_EXTRACTED TEXT_.
=====

What Makes an All-Star?
Jamal Crawford offers some thoughts on the matter.
by Tracy Weissenberg
Always prestigious, yet continually elusive for some, the title of All-Star seems almost indefinable. The 2011 reserve selections did little to bring about clarity.
If the All-Star game is supposed to showcase the top players in the NBA, it is hard to decide how much team success should detract from or add to the perception of a player’s ability. It is also a double edged sword, as players on winning teams often sacrifice stats to fill a role. In an unselfish game like basketball, it sounds unnatural to even tout stats over success, though sometimes it is nice to celebrate the talent of an individual without looping a player in with circumstances beyond his control.

=====

_GIVEN INSTRUCTION 1_.
Reproduce the stretch of the All-Star article from "If the All-Star" through "beyond his control.".
_GIVEN INSTRUCTION 2_.
In the All-Star article, which year's reserve selections are said to have done little to bring about clarity?

_INFORMATION SHOWN_.

=====

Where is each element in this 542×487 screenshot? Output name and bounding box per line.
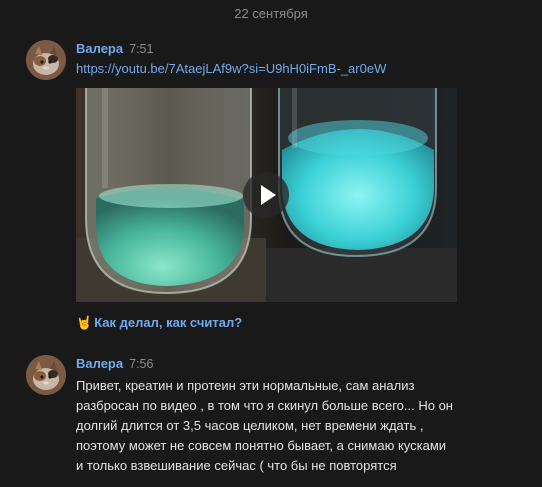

=====

_FULL ANSWER 1_.
If the All-Star game is supposed to showcase the top players in the NBA, it is hard to decide how much team success should detract from or add to the perception of a player’s ability. It is also a double edged sword, as players on winning teams often sacrifice stats to fill a role. In an unselfish game like basketball, it sounds unnatural to even tout stats over success, though sometimes it is nice to celebrate the talent of an individual without looping a player in with circumstances beyond his control.

_FULL ANSWER 2_.
The 2011 reserve selections.